▶ [WHAT YOU NEED TO DO] Omit every picture while repeating the entries exactly.

▶ [ROWS]
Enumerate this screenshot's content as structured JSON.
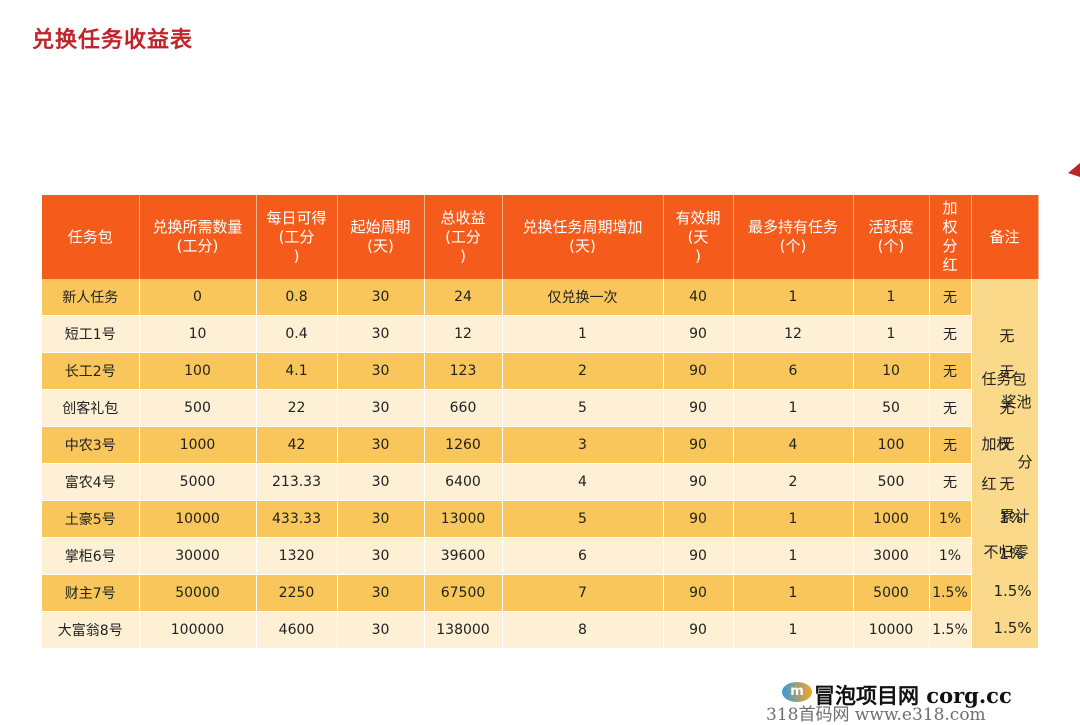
{
  "page": {
    "title": "兑换任务收益表"
  },
  "colors": {
    "header_bg": "#f55c1c",
    "row_dark": "#f8c65a",
    "row_light": "#fdf0d4",
    "title_color": "#c0242a"
  },
  "table": {
    "headers": [
      "任务包",
      "兑换所需数量\n(工分)",
      "每日可得\n(工分\n)",
      "起始周期\n(天)",
      "总收益\n(工分\n)",
      "兑换任务周期增加\n(天)",
      "有效期\n(天\n)",
      "最多持有任务\n(个)",
      "活跃度\n(个)",
      "加\n权\n分\n红",
      "备注"
    ],
    "rows": [
      [
        "新人任务",
        "0",
        "0.8",
        "30",
        "24",
        "仅兑换一次",
        "40",
        "1",
        "1",
        "无"
      ],
      [
        "短工1号",
        "10",
        "0.4",
        "30",
        "12",
        "1",
        "90",
        "12",
        "1",
        "无"
      ],
      [
        "长工2号",
        "100",
        "4.1",
        "30",
        "123",
        "2",
        "90",
        "6",
        "10",
        "无"
      ],
      [
        "创客礼包",
        "500",
        "22",
        "30",
        "660",
        "5",
        "90",
        "1",
        "50",
        "无"
      ],
      [
        "中农3号",
        "1000",
        "42",
        "30",
        "1260",
        "3",
        "90",
        "4",
        "100",
        "无"
      ],
      [
        "富农4号",
        "5000",
        "213.33",
        "30",
        "6400",
        "4",
        "90",
        "2",
        "500",
        "无"
      ],
      [
        "土豪5号",
        "10000",
        "433.33",
        "30",
        "13000",
        "5",
        "90",
        "1",
        "1000",
        "1%"
      ],
      [
        "掌柜6号",
        "30000",
        "1320",
        "30",
        "39600",
        "6",
        "90",
        "1",
        "3000",
        "1%"
      ],
      [
        "财主7号",
        "50000",
        "2250",
        "30",
        "67500",
        "7",
        "90",
        "1",
        "5000",
        "1.5%"
      ],
      [
        "大富翁8号",
        "100000",
        "4600",
        "30",
        "138000",
        "8",
        "90",
        "1",
        "10000",
        "1.5%"
      ]
    ],
    "notes": [
      {
        "text": "无"
      },
      {
        "text": "无"
      },
      {
        "text": "任务包"
      },
      {
        "text": "奖池"
      },
      {
        "text": "无"
      },
      {
        "text": "加权"
      },
      {
        "text": "无"
      },
      {
        "text": "分"
      },
      {
        "text": "红"
      },
      {
        "text": "无"
      },
      {
        "text": "累计"
      },
      {
        "text": "1%"
      },
      {
        "text": "不归零"
      },
      {
        "text": "1%"
      },
      {
        "text": "1.5%"
      },
      {
        "text": "1.5%"
      }
    ]
  },
  "watermark": {
    "logo": "m",
    "line1": "冒泡项目网 corg.cc",
    "line2": "318首码网 www.e318.com"
  }
}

▶ [ANSWER FOR THIS EXERCISE]
Enumerate this screenshot's content as structured JSON.
{
  "page": {
    "title": "兑换任务收益表"
  },
  "colors": {
    "header_bg": "#f55c1c",
    "row_dark": "#f8c65a",
    "row_light": "#fdf0d4",
    "title_color": "#c0242a"
  },
  "table": {
    "headers": [
      "任务包",
      "兑换所需数量\n(工分)",
      "每日可得\n(工分\n)",
      "起始周期\n(天)",
      "总收益\n(工分\n)",
      "兑换任务周期增加\n(天)",
      "有效期\n(天\n)",
      "最多持有任务\n(个)",
      "活跃度\n(个)",
      "加\n权\n分\n红",
      "备注"
    ],
    "rows": [
      [
        "新人任务",
        "0",
        "0.8",
        "30",
        "24",
        "仅兑换一次",
        "40",
        "1",
        "1",
        "无"
      ],
      [
        "短工1号",
        "10",
        "0.4",
        "30",
        "12",
        "1",
        "90",
        "12",
        "1",
        "无"
      ],
      [
        "长工2号",
        "100",
        "4.1",
        "30",
        "123",
        "2",
        "90",
        "6",
        "10",
        "无"
      ],
      [
        "创客礼包",
        "500",
        "22",
        "30",
        "660",
        "5",
        "90",
        "1",
        "50",
        "无"
      ],
      [
        "中农3号",
        "1000",
        "42",
        "30",
        "1260",
        "3",
        "90",
        "4",
        "100",
        "无"
      ],
      [
        "富农4号",
        "5000",
        "213.33",
        "30",
        "6400",
        "4",
        "90",
        "2",
        "500",
        "无"
      ],
      [
        "土豪5号",
        "10000",
        "433.33",
        "30",
        "13000",
        "5",
        "90",
        "1",
        "1000",
        "1%"
      ],
      [
        "掌柜6号",
        "30000",
        "1320",
        "30",
        "39600",
        "6",
        "90",
        "1",
        "3000",
        "1%"
      ],
      [
        "财主7号",
        "50000",
        "2250",
        "30",
        "67500",
        "7",
        "90",
        "1",
        "5000",
        "1.5%"
      ],
      [
        "大富翁8号",
        "100000",
        "4600",
        "30",
        "138000",
        "8",
        "90",
        "1",
        "10000",
        "1.5%"
      ]
    ],
    "notes": [
      {
        "text": "无"
      },
      {
        "text": "无"
      },
      {
        "text": "任务包"
      },
      {
        "text": "奖池"
      },
      {
        "text": "无"
      },
      {
        "text": "加权"
      },
      {
        "text": "无"
      },
      {
        "text": "分"
      },
      {
        "text": "红"
      },
      {
        "text": "无"
      },
      {
        "text": "累计"
      },
      {
        "text": "1%"
      },
      {
        "text": "不归零"
      },
      {
        "text": "1%"
      },
      {
        "text": "1.5%"
      },
      {
        "text": "1.5%"
      }
    ]
  },
  "watermark": {
    "logo": "m",
    "line1": "冒泡项目网 corg.cc",
    "line2": "318首码网 www.e318.com"
  }
}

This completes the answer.